### Task to complete
Examine the entries below, count the lines holding the string "JSON", and respond with the number only.

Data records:
================================

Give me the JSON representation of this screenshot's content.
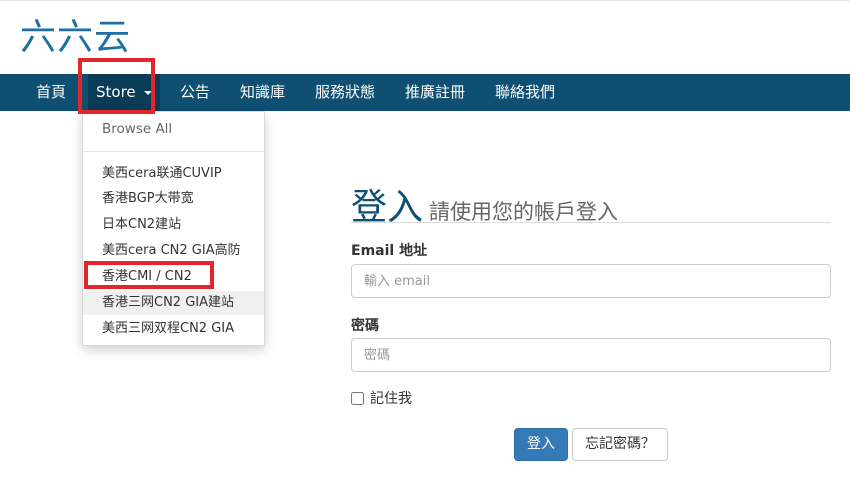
{
  "site": {
    "logo_text": "六六云"
  },
  "nav": {
    "items": [
      {
        "label": "首頁"
      },
      {
        "label": "Store"
      },
      {
        "label": "公告"
      },
      {
        "label": "知識庫"
      },
      {
        "label": "服務狀態"
      },
      {
        "label": "推廣註冊"
      },
      {
        "label": "聯絡我們"
      }
    ]
  },
  "store_menu": {
    "browse_all": "Browse All",
    "items": [
      {
        "label": "美西cera联通CUVIP"
      },
      {
        "label": "香港BGP大带宽"
      },
      {
        "label": "日本CN2建站"
      },
      {
        "label": "美西cera CN2 GIA高防"
      },
      {
        "label": "香港CMI / CN2"
      },
      {
        "label": "香港三网CN2 GIA建站"
      },
      {
        "label": "美西三网双程CN2 GIA"
      }
    ]
  },
  "login": {
    "title": "登入",
    "subtitle": "請使用您的帳戶登入",
    "email_label": "Email 地址",
    "email_placeholder": "輸入 email",
    "password_label": "密碼",
    "password_placeholder": "密碼",
    "remember_label": "記住我",
    "submit_label": "登入",
    "forgot_label": "忘記密碼？"
  },
  "colors": {
    "navbar": "#0e4f72",
    "navbar_active": "#0a3b57",
    "logo": "#1f6fa3",
    "primary_button": "#337ab7",
    "highlight": "#e4262c"
  }
}
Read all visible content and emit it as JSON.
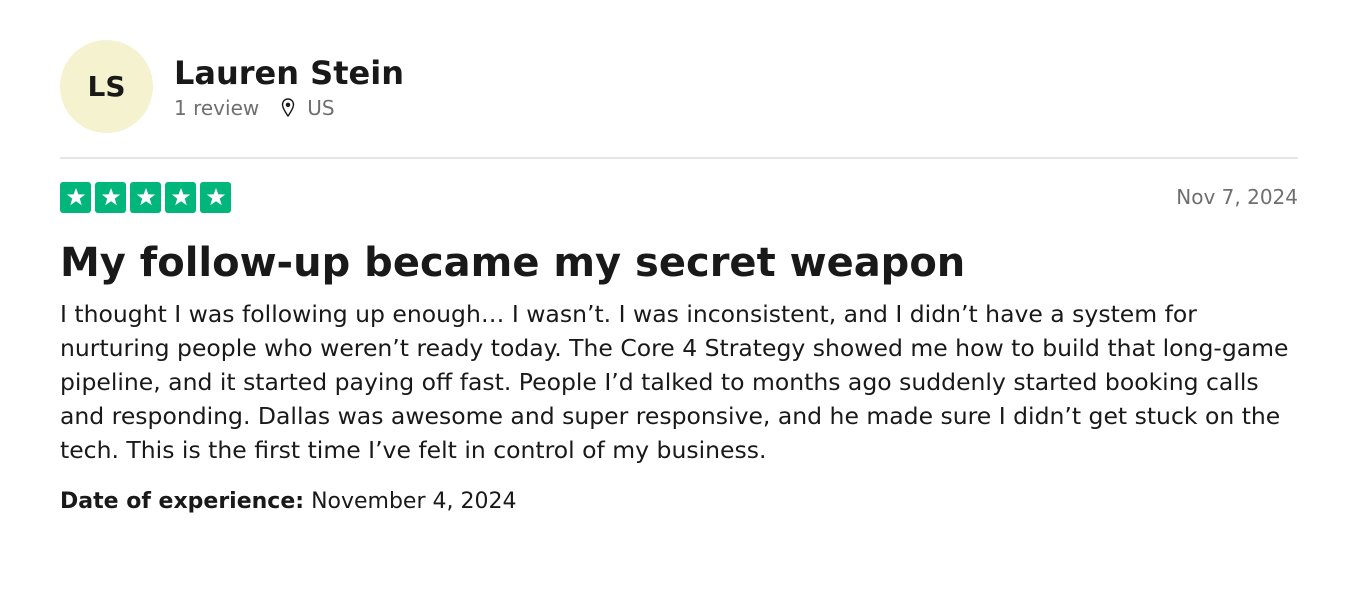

================================

### Exercise answer
2